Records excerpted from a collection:
>> START

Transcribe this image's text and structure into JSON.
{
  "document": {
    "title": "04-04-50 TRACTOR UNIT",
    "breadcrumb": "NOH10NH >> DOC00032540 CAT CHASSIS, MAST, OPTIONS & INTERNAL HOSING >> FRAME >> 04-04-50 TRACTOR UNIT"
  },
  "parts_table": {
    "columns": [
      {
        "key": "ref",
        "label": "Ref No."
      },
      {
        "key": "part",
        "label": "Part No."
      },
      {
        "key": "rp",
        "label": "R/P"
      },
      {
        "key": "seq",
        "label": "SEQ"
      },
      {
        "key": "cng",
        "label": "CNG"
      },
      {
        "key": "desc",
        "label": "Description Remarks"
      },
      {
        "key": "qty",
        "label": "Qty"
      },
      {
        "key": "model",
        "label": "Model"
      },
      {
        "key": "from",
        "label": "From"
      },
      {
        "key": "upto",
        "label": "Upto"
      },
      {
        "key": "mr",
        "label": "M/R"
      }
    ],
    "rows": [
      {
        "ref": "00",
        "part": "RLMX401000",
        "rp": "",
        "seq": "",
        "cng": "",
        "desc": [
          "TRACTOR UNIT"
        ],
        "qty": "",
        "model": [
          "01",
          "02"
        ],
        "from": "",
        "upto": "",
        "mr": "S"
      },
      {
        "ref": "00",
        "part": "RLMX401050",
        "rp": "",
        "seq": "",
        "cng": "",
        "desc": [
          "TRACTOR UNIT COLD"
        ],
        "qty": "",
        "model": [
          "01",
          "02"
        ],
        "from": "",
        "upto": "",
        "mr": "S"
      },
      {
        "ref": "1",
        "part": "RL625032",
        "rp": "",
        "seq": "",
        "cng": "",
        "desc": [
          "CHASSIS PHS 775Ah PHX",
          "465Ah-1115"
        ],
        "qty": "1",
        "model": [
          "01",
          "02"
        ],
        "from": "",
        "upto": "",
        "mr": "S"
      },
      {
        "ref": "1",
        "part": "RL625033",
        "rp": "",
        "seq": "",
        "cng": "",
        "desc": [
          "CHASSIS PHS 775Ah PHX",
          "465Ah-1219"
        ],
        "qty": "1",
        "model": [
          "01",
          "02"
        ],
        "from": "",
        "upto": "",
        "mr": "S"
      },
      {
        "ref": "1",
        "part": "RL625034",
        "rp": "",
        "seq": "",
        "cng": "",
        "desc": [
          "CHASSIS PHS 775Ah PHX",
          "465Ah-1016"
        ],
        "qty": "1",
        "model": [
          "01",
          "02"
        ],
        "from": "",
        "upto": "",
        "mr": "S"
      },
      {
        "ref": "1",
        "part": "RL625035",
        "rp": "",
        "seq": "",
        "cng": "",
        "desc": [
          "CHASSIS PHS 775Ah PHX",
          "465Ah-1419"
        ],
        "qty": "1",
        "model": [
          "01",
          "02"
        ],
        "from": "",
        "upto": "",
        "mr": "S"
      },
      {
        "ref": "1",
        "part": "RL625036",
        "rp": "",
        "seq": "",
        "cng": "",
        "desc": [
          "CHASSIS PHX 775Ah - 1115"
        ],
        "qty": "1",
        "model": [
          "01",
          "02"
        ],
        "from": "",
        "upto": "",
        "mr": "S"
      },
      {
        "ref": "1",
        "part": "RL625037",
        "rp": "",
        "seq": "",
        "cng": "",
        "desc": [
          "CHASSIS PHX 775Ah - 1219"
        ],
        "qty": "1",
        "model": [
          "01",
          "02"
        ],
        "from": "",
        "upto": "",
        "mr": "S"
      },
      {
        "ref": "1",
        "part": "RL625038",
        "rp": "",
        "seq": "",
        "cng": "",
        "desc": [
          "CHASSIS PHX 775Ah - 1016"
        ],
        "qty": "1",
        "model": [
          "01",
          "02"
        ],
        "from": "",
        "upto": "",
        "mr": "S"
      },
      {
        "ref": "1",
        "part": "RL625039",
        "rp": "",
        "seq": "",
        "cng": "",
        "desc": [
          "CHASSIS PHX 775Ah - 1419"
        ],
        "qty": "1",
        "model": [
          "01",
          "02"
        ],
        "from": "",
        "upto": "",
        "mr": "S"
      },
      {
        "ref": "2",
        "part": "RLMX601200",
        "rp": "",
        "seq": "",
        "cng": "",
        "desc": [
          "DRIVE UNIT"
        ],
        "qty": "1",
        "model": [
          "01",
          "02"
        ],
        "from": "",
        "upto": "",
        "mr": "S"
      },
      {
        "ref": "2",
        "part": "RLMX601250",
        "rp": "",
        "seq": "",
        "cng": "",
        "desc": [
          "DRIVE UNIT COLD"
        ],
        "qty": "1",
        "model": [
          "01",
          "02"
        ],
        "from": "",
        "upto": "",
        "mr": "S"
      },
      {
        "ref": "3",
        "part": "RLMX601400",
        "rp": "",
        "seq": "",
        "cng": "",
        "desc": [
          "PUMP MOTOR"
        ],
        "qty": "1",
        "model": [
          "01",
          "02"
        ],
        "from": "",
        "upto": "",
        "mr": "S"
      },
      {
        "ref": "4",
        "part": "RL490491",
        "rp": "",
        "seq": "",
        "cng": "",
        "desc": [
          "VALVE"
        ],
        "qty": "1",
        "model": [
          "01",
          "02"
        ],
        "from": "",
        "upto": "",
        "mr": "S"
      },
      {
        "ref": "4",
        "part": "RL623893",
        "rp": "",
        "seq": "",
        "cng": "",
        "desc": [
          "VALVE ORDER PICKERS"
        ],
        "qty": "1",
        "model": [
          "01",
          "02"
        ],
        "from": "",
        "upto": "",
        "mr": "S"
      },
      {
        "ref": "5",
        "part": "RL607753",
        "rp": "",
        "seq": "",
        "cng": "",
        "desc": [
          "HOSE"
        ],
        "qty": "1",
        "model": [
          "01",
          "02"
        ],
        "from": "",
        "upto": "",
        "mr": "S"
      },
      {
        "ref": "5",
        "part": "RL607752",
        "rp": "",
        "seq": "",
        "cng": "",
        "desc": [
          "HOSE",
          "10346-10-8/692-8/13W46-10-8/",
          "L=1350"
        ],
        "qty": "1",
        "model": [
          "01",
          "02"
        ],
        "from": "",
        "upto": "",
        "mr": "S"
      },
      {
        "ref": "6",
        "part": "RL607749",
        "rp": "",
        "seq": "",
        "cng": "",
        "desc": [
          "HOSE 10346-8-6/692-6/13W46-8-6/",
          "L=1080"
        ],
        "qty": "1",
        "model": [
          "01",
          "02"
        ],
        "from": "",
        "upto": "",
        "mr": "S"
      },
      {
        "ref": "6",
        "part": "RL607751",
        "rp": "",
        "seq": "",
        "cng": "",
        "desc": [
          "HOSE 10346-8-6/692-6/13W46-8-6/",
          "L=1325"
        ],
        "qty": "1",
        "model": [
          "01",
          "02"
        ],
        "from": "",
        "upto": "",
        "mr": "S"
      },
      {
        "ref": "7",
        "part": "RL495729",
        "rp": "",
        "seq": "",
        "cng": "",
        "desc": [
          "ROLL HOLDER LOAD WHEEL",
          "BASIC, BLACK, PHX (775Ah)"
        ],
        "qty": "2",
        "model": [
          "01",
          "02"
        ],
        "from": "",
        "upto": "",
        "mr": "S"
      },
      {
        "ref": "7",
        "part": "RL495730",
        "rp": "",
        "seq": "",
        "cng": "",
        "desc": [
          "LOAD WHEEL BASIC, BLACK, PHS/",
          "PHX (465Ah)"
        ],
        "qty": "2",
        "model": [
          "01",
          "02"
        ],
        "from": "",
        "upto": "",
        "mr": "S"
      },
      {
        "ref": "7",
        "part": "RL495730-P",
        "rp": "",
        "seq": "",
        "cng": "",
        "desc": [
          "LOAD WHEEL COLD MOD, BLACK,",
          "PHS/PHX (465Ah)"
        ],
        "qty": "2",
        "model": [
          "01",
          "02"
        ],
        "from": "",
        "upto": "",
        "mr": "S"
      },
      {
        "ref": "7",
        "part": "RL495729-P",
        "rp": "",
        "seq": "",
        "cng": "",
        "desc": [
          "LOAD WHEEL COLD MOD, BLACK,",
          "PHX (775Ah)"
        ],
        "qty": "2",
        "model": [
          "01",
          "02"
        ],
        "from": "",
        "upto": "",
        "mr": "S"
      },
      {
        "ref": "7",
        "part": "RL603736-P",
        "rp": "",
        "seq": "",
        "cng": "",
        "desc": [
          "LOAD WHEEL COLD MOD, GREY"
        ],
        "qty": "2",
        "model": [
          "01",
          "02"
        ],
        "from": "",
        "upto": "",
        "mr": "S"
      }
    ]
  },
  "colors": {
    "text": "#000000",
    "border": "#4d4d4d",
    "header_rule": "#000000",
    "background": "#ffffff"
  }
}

>> END

| Given exercise |
Filter the entries and copy out every line with the word "HOSE".

| Result for this task |
          "HOSE"
          "HOSE",
          "HOSE 10346-8-6/692-6/13W46-8-6/",
          "HOSE 10346-8-6/692-6/13W46-8-6/",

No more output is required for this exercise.